Long-term mortality among PHBP recipients varied from 8% to 52% (Fig. 2A). This analysis included unpublished absolute survival data for one cohort study (35-i) (J. Brown. 2015, pers. comm. June 08). One study reported 67% mortality among six subjects, but was excluded from analysis due to 60% loss to follow-up (15). Early studies reported loss to follow-up of 18% (12) and 20% (14). Later studies either minimized such losses through design or improved record keeping or (particularly when published in abstract) had insufficient information to allow loss to follow-up to be assessed. In studies from military operations in Afghanistan survival of non-coalition casualties was reported up to point of transfer to host nation medical facilities (up to 47% of study population). Significant post-transfer mortality was considered unlikely as patients were only transferred once in established recovery (42, 43). The pooled mortality estimate of 32% (95% CI: 26%–38%) exceeds the 23% mortality reported in profoundly hypotensive (SBP < 90 mm Hg) trauma patients treated without PHBP (44, 45) and provides no obvious evidence of benefit. Meta-analysis of uncorrected mortality data was performed, using matched data where available. PHBP receipt was not associated with reduced mortality (OR for mortality: 1.29, 95% CI: 0.84–1.96) (Fig. 3A). Heterogeneity was substantial (I2 = 63%). Limiting the meta-analysis to matched studies provided no evidence of benefit (Fig. 3B). Only three studies reported mortality adjusted for confounders (Fig. 4A)(35, 36, 46). These were not combined statistically.







Matched cohort studies (35-ii, 40) reported markedly lower mortality among PHBP recipients than the unmatched PHBP cohorts from which they were drawn (35-i, 41). This may indicate tasking of more capable assets to casualties with more severe injuries, resulting in fewer non-recipient matches as injury burden increases. If so, matched studies will underestimate mortality among PHBP recipients but may also underestimate the potential effect size of PHBP due to the exclusion of patients at greater risk of death, among whom a survival benefit might be more evident.

===

## THE PROBLEM
Resume the passage on mortality among recipients of prehospital blood products, continuing after its final sentence.

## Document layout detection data
===

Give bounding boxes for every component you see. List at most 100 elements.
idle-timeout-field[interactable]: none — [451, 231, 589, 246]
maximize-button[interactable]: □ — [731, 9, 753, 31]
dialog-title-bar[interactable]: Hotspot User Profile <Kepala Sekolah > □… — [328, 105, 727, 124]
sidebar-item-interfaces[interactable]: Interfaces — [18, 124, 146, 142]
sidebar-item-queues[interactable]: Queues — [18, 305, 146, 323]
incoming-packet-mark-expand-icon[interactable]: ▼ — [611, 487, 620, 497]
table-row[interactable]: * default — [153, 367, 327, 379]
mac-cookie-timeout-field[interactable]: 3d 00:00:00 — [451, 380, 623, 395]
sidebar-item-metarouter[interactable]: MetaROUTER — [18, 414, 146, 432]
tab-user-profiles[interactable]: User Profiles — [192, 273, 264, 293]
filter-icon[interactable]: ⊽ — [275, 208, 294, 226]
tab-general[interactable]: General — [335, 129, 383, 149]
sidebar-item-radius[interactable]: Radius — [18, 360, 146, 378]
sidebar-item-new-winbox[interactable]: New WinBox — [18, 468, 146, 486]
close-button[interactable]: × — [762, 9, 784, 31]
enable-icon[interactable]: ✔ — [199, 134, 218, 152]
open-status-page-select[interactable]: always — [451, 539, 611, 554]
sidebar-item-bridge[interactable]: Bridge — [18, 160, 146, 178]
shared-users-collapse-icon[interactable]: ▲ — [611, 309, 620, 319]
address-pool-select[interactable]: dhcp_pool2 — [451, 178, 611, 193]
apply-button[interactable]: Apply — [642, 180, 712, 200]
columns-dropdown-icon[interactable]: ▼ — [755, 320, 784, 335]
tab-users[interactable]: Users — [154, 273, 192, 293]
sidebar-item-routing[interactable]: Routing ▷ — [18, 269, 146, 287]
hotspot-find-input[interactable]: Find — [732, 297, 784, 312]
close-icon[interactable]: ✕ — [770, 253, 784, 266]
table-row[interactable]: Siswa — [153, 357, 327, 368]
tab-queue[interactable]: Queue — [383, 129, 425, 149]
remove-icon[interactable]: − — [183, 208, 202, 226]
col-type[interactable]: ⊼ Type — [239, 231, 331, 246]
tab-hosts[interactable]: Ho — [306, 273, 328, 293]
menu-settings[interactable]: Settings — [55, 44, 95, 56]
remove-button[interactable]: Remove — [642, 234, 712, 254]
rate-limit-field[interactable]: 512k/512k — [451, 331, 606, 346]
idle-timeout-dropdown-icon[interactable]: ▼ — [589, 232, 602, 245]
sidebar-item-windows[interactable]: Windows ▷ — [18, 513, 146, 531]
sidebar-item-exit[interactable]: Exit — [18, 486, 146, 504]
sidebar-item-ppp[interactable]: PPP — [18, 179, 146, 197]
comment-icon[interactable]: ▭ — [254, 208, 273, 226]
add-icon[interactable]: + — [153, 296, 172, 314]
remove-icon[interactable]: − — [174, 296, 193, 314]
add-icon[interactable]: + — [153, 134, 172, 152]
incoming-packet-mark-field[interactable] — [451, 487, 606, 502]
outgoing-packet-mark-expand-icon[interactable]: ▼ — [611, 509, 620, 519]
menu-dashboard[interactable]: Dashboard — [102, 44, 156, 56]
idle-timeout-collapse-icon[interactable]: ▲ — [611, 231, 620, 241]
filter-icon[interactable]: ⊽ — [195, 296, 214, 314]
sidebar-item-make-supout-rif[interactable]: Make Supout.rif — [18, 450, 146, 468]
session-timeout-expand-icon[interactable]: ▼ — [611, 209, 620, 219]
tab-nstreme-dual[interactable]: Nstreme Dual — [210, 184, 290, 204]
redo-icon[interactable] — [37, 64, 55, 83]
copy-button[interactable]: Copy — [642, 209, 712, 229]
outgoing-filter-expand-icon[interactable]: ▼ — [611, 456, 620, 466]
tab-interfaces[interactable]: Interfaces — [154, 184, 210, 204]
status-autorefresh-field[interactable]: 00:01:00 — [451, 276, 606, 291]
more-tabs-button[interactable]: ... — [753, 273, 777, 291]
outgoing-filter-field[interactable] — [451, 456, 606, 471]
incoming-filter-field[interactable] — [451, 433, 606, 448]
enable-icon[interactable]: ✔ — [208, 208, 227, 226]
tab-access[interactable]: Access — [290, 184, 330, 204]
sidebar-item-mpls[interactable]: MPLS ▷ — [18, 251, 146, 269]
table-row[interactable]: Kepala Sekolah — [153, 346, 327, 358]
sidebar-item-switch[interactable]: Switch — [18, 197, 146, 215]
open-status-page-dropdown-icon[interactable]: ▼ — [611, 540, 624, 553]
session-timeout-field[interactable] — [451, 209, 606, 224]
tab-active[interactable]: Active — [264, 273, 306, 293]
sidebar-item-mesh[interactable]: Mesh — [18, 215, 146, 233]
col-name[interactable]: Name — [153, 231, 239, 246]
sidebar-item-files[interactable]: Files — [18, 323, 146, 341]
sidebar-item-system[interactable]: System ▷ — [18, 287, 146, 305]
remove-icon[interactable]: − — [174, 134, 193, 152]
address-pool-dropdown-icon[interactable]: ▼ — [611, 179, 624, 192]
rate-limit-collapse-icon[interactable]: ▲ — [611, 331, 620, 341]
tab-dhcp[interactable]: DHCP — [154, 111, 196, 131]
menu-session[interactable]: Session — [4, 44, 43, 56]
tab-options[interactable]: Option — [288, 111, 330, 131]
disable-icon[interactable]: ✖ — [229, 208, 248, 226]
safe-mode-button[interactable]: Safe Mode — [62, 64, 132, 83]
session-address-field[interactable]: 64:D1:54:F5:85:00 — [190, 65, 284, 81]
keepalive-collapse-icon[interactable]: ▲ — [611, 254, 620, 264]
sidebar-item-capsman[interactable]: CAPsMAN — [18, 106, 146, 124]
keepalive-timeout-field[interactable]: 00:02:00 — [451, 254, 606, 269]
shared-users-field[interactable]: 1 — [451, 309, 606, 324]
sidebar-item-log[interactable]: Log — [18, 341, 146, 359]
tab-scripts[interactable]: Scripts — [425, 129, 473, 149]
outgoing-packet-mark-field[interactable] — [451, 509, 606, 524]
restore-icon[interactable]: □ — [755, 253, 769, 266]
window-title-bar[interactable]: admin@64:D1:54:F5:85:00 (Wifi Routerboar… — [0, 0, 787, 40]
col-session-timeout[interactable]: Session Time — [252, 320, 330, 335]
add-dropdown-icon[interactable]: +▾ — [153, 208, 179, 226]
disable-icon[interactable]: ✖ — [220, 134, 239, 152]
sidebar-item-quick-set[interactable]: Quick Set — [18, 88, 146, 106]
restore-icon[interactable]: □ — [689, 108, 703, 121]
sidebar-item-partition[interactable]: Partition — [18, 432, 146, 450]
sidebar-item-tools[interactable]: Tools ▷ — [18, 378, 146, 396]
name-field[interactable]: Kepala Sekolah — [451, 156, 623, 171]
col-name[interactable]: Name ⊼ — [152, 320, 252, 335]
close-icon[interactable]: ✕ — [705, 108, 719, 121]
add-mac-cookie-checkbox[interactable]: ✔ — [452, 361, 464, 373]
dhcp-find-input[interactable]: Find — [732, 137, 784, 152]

===

## EXERCISE OUTPUT
Seven cohort studies reported mortality (Fig. 3A). Only one study found an association between PHBP receipt and absolute survival (40), whereas three reported increased absolute mortality (35-i (unpublished data), 37, 46). However, the mortality difference reported in the first of these (35-i) was lost when only matched patients were considered (35-ii).

An absolute mortality reduction of 11% was reported among battlefield casualties matched by injuries to historical controls from the same facility (40). Acknowledged confounders included limited in-hospital plasma and PRBC transfusions received by both cohorts—75% of non-recipients received no blood products after hospital arrival. Transfusion practice at this facility became more liberal over time (47); reflected in larger in-hospital transfusion volumes received by the later PHBP cohort. Other differences included shorter transport times, more frequent prehospital airway support, more tranexamic acid, and higher in-hospital transfusion ratios (FFP:PRBC 1:1 vs. 0.46:1) among PHBP recipients. Recent data from this facility show a stepwise annual survival improvement at all levels of injury (2), suggesting that comparison with this historical cohort will have introduced significant confounding.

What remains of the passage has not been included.